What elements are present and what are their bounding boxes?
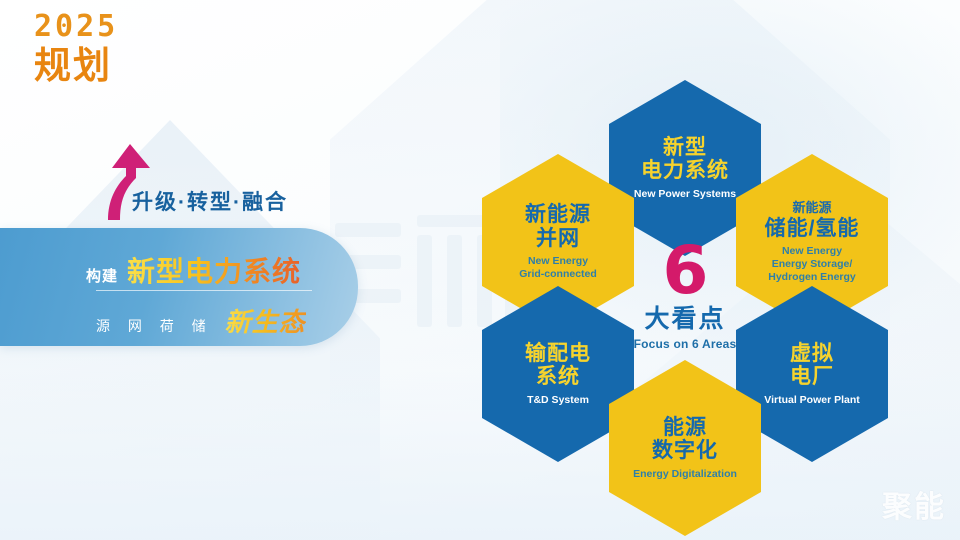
logo-word: 规划 [34, 47, 118, 84]
hexagon-en-label: New Power Systems [634, 188, 736, 201]
tagline: 升级·转型·融合 [132, 186, 288, 216]
banner-headline-row: 构建 新型电力系统 [86, 250, 301, 290]
hexagon-cn-line2: 电力系统 [641, 159, 729, 183]
hexagon-cn-line2: 系统 [536, 365, 580, 389]
focus-cn-label: 大看点 [644, 306, 725, 334]
infographic-slide: 2025 规划 升级·转型·融合 构建 新型电力系统 源 网 荷 储 新生态 新… [0, 0, 960, 540]
hexagon-cn-line1: 输配电 [525, 342, 591, 366]
hexagon-cn-line2: 并网 [536, 227, 580, 251]
hexagon-en-line1: New Energy [528, 255, 588, 268]
focus-center: 6 大看点 Focus on 6 Areas [609, 208, 761, 384]
hexagon-cn-line2: 数字化 [652, 439, 718, 463]
logo-year: 2025 [34, 12, 118, 42]
hexagon-en-line2: Energy Storage/ [772, 258, 853, 271]
hexagon-cn-small: 新能源 [792, 201, 831, 216]
hexagon-en-line2: Grid-connected [519, 268, 597, 281]
hexagon-cluster: 新型 电力系统 New Power Systems 新能源 并网 New Ene… [460, 68, 910, 498]
hexagon-cn-line2: 电厂 [790, 365, 834, 389]
banner-subtitle: 源 网 荷 储 [96, 316, 213, 336]
hexagon-en-label: T&D System [527, 394, 589, 407]
banner-subtitle-row: 源 网 荷 储 新生态 [96, 302, 306, 339]
hexagon-cn-line1: 虚拟 [790, 342, 834, 366]
hexagon-en-line3: Hydrogen Energy [768, 271, 856, 284]
corner-watermark: 聚能 [882, 482, 946, 526]
hexagon-en-label: Virtual Power Plant [764, 394, 860, 407]
hexagon-cn-line1: 新能源 [525, 203, 591, 227]
banner-prefix: 构建 [86, 265, 118, 286]
hexagon-en-label: Energy Digitalization [633, 468, 737, 481]
focus-en-label: Focus on 6 Areas [634, 337, 737, 351]
hexagon-cn-line1: 能源 [663, 416, 707, 440]
banner-eco-label: 新生态 [225, 302, 306, 339]
hexagon-en-line1: New Energy [782, 245, 842, 258]
banner-headline: 新型电力系统 [127, 250, 301, 290]
hexagon-cn-line1: 储能/氢能 [765, 217, 860, 241]
headline-banner: 构建 新型电力系统 源 网 荷 储 新生态 [0, 228, 358, 346]
logo: 2025 规划 [34, 12, 118, 84]
focus-number: 6 [663, 241, 708, 302]
banner-divider [96, 290, 312, 291]
hexagon-cn-line1: 新型 [663, 136, 707, 160]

● ● ● ● ●

#### EXERCISE
Please lay out the part that opens with the line containing "logo-word: 规划 [34, 47, 118, 84]" and closes with the line containing "focus-cn-label: 大看点 [644, 306, 725, 334]", both ends included, as a Markdown table with the columns Number and Line. Leave out any blank lines.

#### FINAL ANSWER
| Number | Line |
|---|---|
| 1 | logo-word: 规划 [34, 47, 118, 84] |
| 2 | hexagon-en-label: New Power Systems [634, 188, 736, 201] |
| 3 | tagline: 升级·转型·融合 [132, 186, 288, 216] |
| 4 | banner-headline-row: 构建 新型电力系统 [86, 250, 301, 290] |
| 5 | hexagon-cn-line2: 电力系统 [641, 159, 729, 183] |
| 6 | hexagon-cn-line2: 系统 [536, 365, 580, 389] |
| 7 | focus-cn-label: 大看点 [644, 306, 725, 334] |